»»

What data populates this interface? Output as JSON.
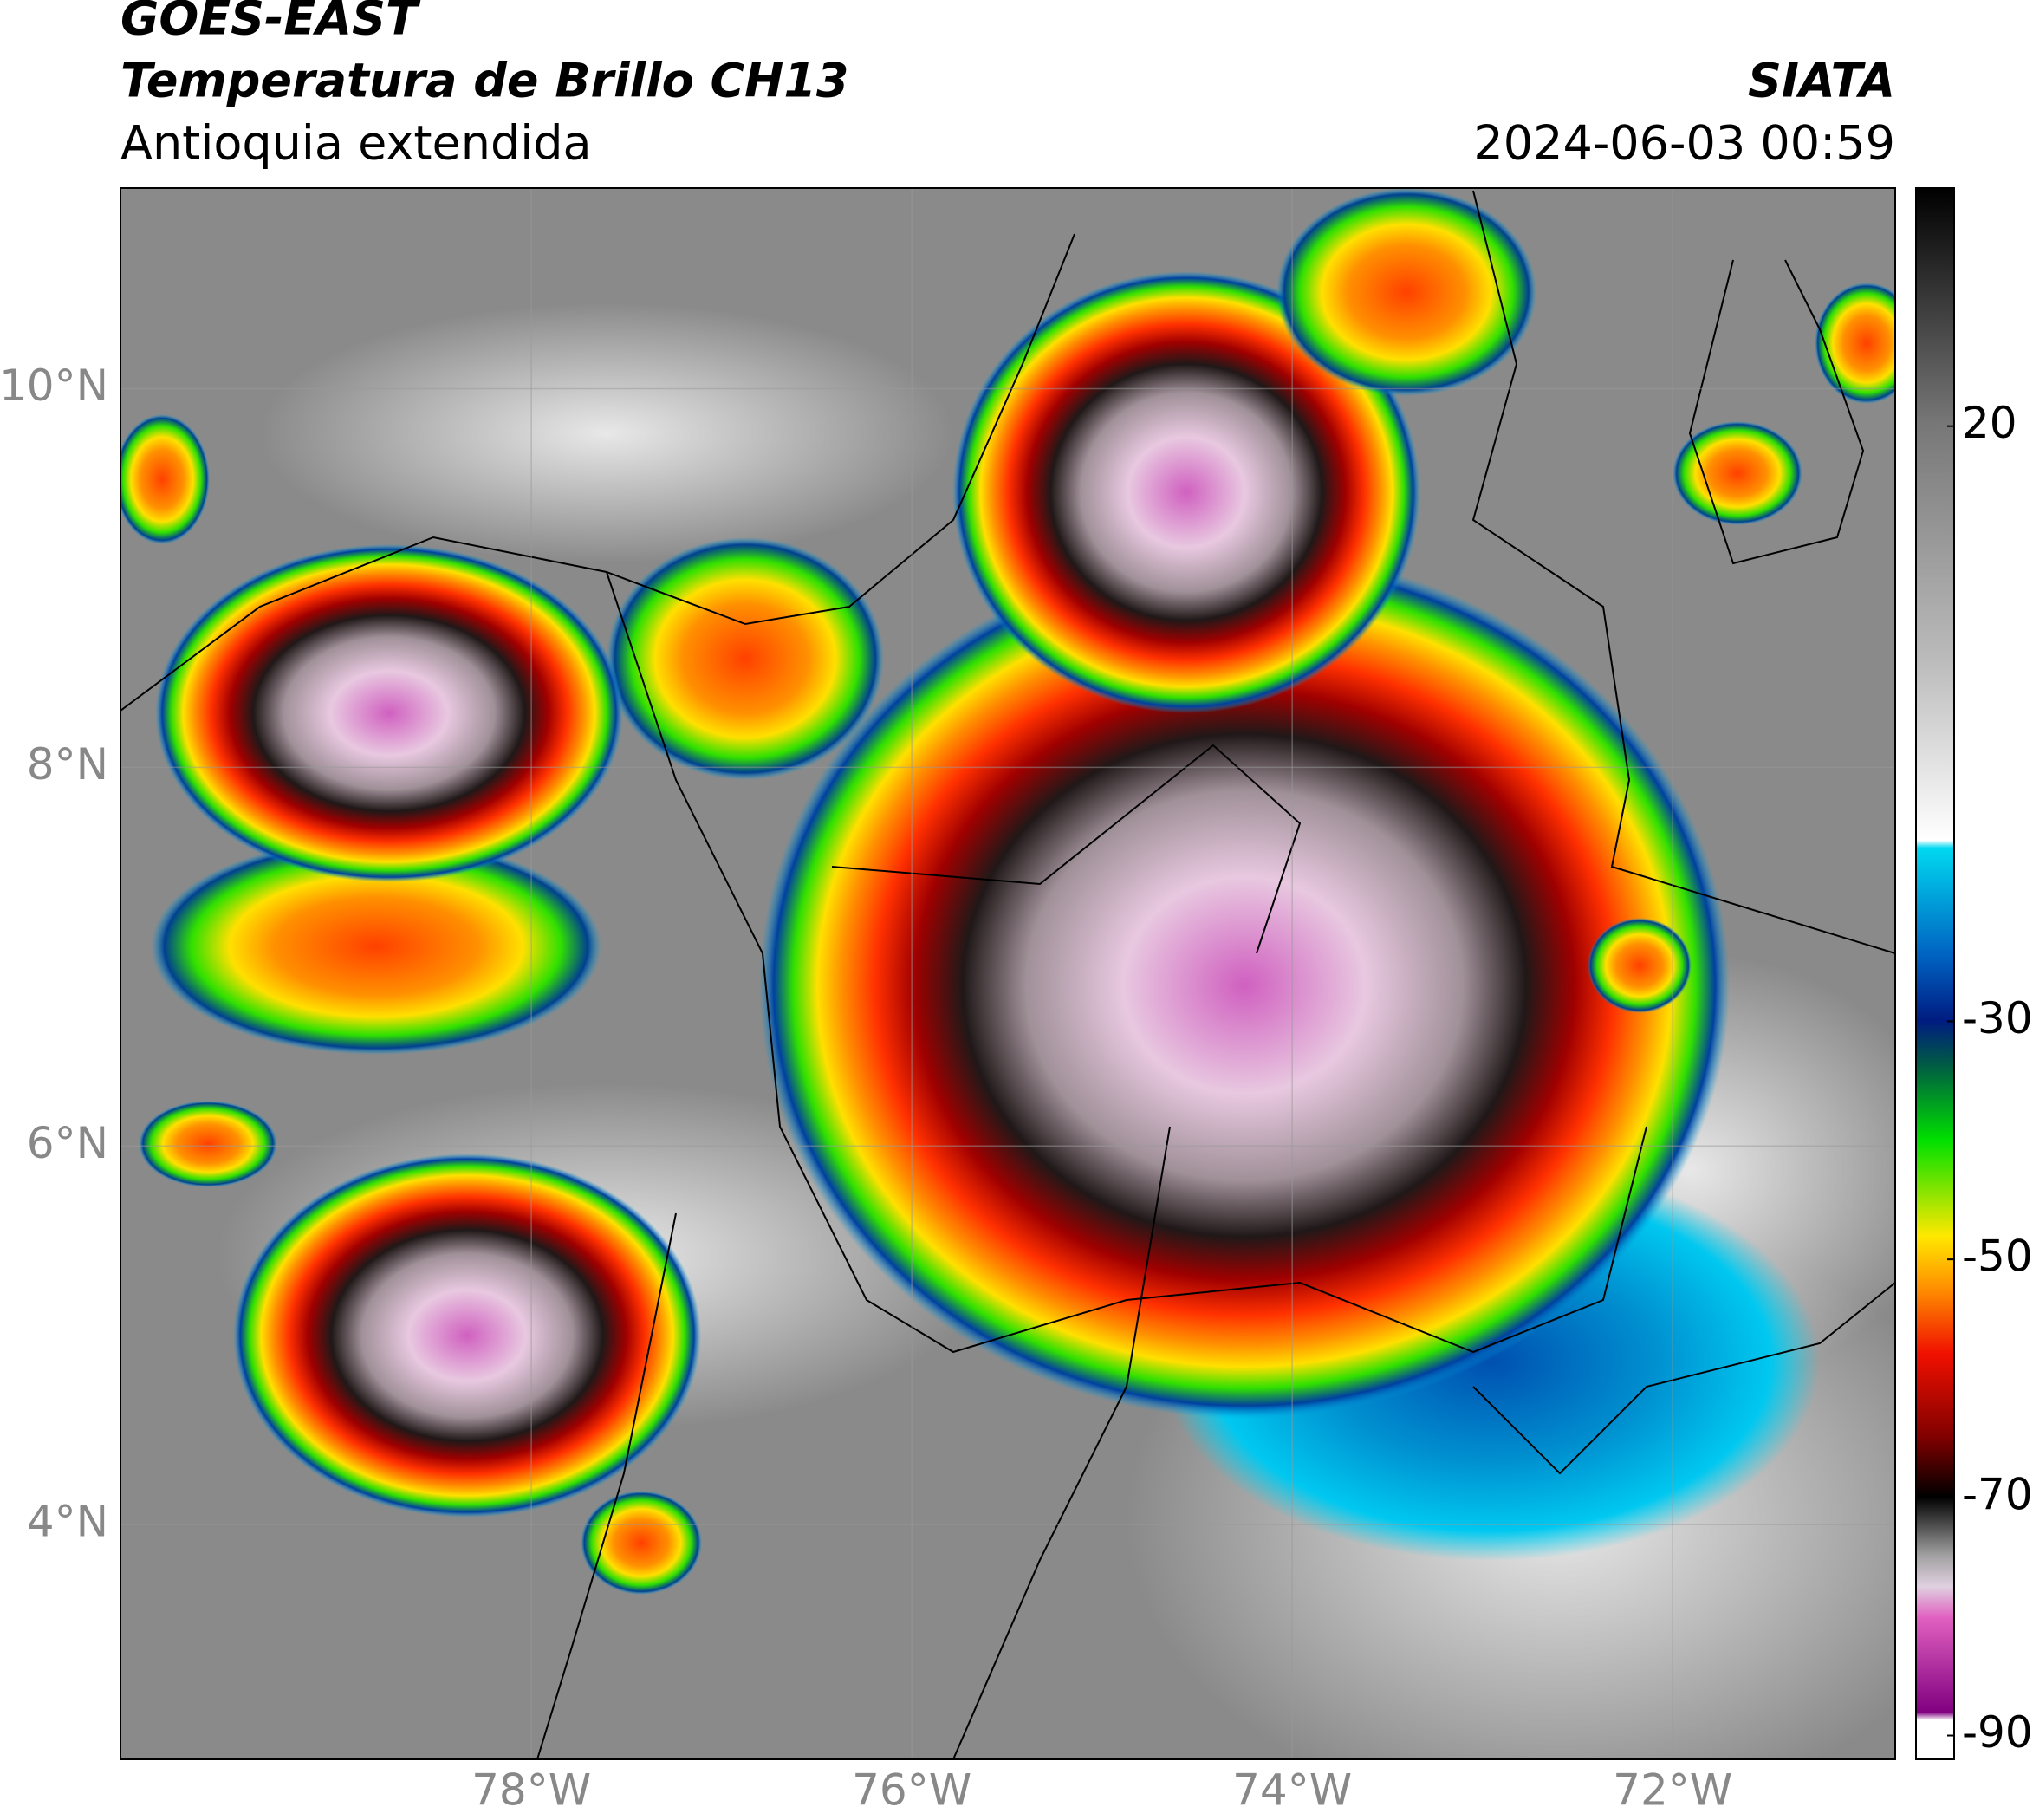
{
  "header": {
    "title": "GOES-EAST",
    "subtitle": "Temperatura de Brillo CH13",
    "region": "Antioquia extendida",
    "source": "SIATA",
    "datetime": "2024-06-03 00:59"
  },
  "chart_data": {
    "type": "map",
    "xlim": [
      -80.16,
      -70.83
    ],
    "ylim": [
      2.76,
      11.06
    ],
    "xticks": [
      {
        "value": -78,
        "label": "78°W"
      },
      {
        "value": -76,
        "label": "76°W"
      },
      {
        "value": -74,
        "label": "74°W"
      },
      {
        "value": -72,
        "label": "72°W"
      }
    ],
    "yticks": [
      {
        "value": 4,
        "label": "4°N"
      },
      {
        "value": 6,
        "label": "6°N"
      },
      {
        "value": 8,
        "label": "8°N"
      },
      {
        "value": 10,
        "label": "10°N"
      }
    ],
    "grid": true,
    "colorbar": {
      "lim": [
        -92,
        40
      ],
      "ticks": [
        20,
        -30,
        -50,
        -70,
        -90
      ]
    }
  }
}
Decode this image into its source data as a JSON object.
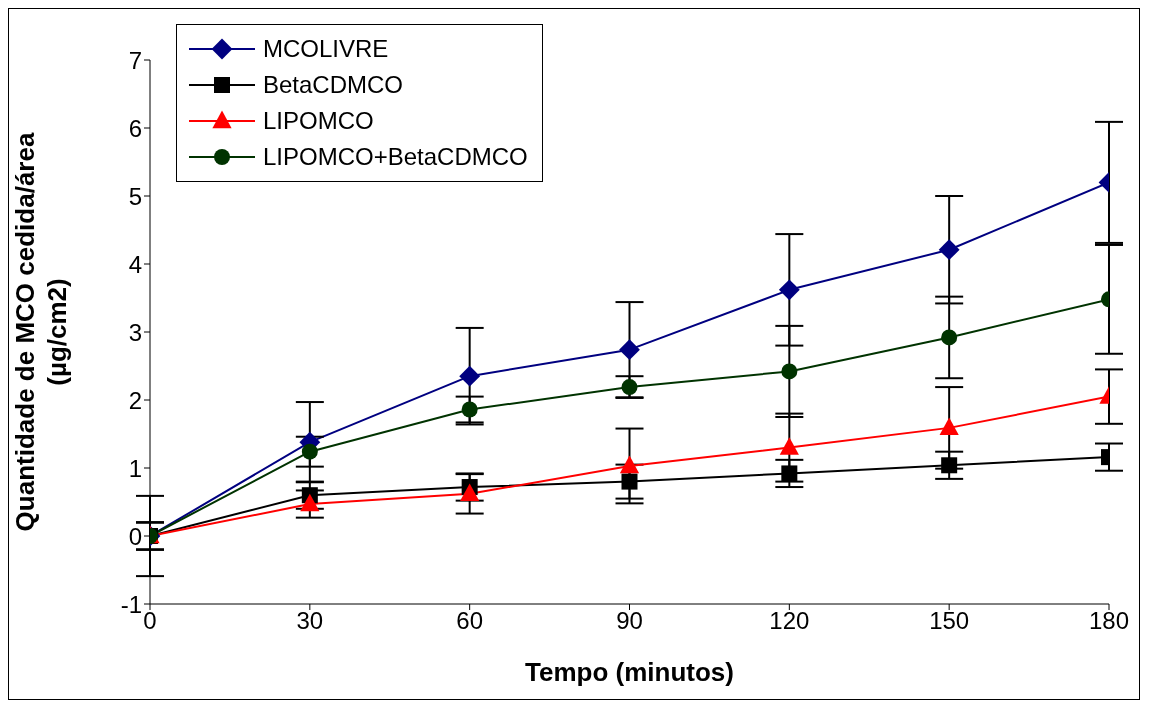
{
  "chart_data": {
    "type": "line",
    "xlabel": "Tempo (minutos)",
    "ylabel": "Quantidade de MCO cedida/área\n(µg/cm2)",
    "x": [
      0,
      30,
      60,
      90,
      120,
      150,
      180
    ],
    "xlim": [
      0,
      180
    ],
    "xticks": [
      0,
      30,
      60,
      90,
      120,
      150,
      180
    ],
    "ylim": [
      -1,
      7
    ],
    "yticks": [
      -1,
      0,
      1,
      2,
      3,
      4,
      5,
      6,
      7
    ],
    "grid": false,
    "legend": "top left",
    "series": [
      {
        "name": "MCOLIVRE",
        "color": "#000080",
        "marker": "diamond",
        "values": [
          0,
          1.38,
          2.35,
          2.74,
          3.62,
          4.21,
          5.2
        ],
        "errors": [
          0.59,
          0.59,
          0.71,
          0.7,
          0.82,
          0.79,
          0.89
        ]
      },
      {
        "name": "BetaCDMCO",
        "color": "#000000",
        "marker": "square",
        "values": [
          0,
          0.6,
          0.72,
          0.8,
          0.92,
          1.04,
          1.16
        ],
        "errors": [
          0.2,
          0.2,
          0.2,
          0.25,
          0.2,
          0.2,
          0.2
        ]
      },
      {
        "name": "LIPOMCO",
        "color": "#ff0000",
        "marker": "triangle",
        "values": [
          0,
          0.47,
          0.62,
          1.03,
          1.3,
          1.59,
          2.05
        ],
        "errors": [
          0.2,
          0.2,
          0.29,
          0.55,
          0.5,
          0.6,
          0.4
        ]
      },
      {
        "name": "LIPOMCO+BetaCDMCO",
        "color": "#003300",
        "marker": "circle",
        "values": [
          0,
          1.24,
          1.86,
          2.19,
          2.42,
          2.92,
          3.48
        ],
        "errors": [
          0.2,
          0.22,
          0.19,
          0.16,
          0.67,
          0.6,
          0.8
        ]
      }
    ]
  }
}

««

Written problem.
Copy out all lines from the material above that contain the string "JSON".

Response to this task.
What data populates this interface? Output as JSON.
Decode this image into its source data as a JSON object.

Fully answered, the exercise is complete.